=== Dataset entries ===

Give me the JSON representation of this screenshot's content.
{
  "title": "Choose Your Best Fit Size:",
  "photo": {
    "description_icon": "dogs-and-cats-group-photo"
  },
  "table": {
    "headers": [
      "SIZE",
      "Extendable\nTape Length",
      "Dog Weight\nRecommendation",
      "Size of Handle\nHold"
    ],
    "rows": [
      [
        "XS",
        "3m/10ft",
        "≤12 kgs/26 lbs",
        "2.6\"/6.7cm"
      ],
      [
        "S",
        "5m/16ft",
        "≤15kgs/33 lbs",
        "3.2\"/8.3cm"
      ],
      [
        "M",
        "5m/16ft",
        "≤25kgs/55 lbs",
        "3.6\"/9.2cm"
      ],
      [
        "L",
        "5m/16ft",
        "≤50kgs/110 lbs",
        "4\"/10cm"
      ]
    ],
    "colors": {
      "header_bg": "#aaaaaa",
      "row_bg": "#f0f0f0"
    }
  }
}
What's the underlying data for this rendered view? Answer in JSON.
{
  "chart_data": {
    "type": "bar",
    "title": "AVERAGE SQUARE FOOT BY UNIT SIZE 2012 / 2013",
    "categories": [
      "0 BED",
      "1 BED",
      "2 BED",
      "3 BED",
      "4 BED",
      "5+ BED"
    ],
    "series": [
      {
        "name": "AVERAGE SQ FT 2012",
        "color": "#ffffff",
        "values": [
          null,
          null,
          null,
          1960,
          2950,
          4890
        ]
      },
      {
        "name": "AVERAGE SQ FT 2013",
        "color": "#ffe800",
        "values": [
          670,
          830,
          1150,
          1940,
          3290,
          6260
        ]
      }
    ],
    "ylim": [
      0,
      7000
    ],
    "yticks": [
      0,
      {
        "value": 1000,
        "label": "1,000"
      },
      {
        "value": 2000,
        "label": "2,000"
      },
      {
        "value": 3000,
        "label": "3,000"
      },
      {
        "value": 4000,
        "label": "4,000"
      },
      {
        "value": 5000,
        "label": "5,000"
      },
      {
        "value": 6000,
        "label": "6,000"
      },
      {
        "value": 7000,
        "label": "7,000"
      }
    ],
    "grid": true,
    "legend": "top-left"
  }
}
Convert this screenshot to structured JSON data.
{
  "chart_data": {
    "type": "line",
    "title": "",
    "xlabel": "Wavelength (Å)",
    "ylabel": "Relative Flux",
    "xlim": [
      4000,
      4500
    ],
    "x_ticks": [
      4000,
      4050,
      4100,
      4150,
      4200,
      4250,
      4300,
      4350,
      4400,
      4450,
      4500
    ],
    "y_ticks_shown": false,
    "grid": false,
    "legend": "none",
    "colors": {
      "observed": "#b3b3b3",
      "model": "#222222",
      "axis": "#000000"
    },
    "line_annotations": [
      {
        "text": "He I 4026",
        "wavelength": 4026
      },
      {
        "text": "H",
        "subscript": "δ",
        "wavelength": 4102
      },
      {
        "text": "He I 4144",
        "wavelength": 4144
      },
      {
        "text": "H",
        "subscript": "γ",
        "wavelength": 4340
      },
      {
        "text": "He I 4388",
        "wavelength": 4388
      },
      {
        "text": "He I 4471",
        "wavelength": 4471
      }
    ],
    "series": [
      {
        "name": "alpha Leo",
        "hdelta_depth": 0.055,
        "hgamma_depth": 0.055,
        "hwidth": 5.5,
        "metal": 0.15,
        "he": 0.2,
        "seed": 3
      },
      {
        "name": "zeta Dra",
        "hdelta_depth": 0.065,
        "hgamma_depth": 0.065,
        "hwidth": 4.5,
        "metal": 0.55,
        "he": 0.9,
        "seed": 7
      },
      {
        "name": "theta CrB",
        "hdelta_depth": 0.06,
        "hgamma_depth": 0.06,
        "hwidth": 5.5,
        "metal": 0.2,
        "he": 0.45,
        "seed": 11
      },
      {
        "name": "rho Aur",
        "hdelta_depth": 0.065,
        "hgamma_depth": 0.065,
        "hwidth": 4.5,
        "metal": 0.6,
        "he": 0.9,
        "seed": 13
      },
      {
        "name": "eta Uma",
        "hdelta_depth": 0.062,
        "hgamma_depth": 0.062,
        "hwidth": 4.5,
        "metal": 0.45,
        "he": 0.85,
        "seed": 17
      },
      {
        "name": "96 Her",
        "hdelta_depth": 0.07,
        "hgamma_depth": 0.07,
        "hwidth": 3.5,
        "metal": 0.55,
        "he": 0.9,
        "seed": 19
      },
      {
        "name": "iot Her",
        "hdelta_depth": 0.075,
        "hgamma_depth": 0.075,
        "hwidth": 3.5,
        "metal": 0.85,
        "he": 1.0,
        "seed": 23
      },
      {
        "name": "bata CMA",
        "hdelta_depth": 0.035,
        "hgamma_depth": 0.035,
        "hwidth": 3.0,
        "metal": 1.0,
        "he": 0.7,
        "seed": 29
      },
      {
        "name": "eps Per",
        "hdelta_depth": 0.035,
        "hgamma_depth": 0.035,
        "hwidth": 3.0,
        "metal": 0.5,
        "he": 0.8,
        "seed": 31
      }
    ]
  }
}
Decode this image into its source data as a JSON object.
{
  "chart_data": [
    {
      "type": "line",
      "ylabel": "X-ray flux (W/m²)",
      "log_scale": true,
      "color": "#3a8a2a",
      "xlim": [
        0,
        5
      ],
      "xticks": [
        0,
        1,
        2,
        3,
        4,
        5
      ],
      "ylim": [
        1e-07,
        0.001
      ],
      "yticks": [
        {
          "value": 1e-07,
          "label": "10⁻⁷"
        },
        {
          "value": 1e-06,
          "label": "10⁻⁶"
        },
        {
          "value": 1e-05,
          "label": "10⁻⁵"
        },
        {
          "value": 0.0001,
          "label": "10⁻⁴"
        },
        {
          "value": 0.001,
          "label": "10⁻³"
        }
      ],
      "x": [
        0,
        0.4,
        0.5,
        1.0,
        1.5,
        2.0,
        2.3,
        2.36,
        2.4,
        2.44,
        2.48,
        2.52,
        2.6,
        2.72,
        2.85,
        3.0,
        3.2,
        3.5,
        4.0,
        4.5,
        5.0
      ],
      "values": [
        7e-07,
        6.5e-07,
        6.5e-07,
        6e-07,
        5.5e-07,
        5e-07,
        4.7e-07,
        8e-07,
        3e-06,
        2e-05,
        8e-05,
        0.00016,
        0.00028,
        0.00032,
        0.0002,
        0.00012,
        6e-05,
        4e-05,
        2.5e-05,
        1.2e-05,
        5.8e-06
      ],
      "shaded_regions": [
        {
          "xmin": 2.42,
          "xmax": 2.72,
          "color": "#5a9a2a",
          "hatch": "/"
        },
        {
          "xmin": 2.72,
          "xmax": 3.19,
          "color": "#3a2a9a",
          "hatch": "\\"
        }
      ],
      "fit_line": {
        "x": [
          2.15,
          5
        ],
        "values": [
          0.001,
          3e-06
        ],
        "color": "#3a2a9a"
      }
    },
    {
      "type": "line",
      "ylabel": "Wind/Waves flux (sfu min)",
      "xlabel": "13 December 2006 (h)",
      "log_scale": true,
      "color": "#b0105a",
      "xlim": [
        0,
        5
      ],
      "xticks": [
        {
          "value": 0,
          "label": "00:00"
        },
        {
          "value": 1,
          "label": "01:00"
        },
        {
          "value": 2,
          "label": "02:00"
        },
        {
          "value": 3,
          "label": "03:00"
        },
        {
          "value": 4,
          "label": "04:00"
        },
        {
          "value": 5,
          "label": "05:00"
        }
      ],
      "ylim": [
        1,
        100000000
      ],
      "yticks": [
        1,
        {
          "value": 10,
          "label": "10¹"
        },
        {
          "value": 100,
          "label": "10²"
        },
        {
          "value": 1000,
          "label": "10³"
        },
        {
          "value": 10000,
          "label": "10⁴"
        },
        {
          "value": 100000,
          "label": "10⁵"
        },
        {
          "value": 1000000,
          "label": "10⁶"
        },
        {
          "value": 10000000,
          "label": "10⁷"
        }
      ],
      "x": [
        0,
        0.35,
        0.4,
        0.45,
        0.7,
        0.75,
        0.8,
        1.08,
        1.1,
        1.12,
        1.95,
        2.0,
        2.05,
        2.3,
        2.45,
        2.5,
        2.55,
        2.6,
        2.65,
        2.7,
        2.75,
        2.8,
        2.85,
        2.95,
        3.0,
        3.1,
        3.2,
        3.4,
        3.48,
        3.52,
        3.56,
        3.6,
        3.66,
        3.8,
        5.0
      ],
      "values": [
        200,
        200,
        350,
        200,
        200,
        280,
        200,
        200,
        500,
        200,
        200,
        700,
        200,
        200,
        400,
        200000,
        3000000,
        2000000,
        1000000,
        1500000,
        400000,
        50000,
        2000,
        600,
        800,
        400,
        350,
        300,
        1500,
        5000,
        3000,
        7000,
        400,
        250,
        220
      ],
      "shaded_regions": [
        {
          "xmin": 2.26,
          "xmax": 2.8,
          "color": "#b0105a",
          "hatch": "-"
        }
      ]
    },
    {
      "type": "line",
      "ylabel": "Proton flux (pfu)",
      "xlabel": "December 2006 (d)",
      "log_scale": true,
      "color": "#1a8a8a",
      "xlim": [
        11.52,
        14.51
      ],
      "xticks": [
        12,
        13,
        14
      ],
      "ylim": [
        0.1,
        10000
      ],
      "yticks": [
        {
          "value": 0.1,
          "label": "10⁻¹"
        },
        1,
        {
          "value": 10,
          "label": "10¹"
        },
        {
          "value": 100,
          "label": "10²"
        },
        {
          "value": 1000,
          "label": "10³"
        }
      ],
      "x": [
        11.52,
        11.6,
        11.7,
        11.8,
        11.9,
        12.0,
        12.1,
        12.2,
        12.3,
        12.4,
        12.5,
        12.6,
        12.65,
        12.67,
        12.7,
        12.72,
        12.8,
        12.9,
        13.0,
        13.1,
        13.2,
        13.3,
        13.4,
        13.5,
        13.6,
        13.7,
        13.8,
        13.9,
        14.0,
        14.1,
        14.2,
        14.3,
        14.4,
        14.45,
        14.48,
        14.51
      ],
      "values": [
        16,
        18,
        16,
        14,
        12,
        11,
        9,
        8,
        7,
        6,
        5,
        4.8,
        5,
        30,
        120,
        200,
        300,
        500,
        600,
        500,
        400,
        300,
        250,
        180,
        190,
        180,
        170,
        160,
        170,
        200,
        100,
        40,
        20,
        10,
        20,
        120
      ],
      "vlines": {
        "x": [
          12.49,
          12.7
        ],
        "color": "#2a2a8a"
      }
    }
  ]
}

===

**Stated task**
Tally how many lines of the material contain the word "this". The answer must be the number and nothing else.

**Exercise answer**
4